Brief
Quote the whole listing exactly. Leave the pictures out of your copy.

━━ Data supplied

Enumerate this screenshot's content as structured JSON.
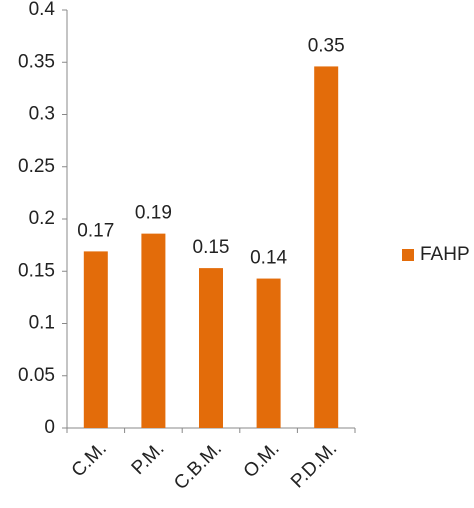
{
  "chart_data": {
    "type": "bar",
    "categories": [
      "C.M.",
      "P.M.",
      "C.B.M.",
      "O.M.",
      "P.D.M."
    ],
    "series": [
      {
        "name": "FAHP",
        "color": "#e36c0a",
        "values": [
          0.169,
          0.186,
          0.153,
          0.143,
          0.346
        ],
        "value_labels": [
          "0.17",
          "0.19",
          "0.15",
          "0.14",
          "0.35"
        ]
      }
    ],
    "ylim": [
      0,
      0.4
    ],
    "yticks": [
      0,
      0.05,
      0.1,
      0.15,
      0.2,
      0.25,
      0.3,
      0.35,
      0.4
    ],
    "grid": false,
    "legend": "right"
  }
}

━━━━

Exercise result
Enumerate this screenshot's content as structured JSON.
{
  "chart_data": {
    "type": "bar",
    "categories": [
      "C.M.",
      "P.M.",
      "C.B.M.",
      "O.M.",
      "P.D.M."
    ],
    "series": [
      {
        "name": "FAHP",
        "color": "#e36c0a",
        "values": [
          0.169,
          0.186,
          0.153,
          0.143,
          0.346
        ],
        "value_labels": [
          "0.17",
          "0.19",
          "0.15",
          "0.14",
          "0.35"
        ]
      }
    ],
    "ylim": [
      0,
      0.4
    ],
    "yticks": [
      0,
      0.05,
      0.1,
      0.15,
      0.2,
      0.25,
      0.3,
      0.35,
      0.4
    ],
    "grid": false,
    "legend": "right"
  }
}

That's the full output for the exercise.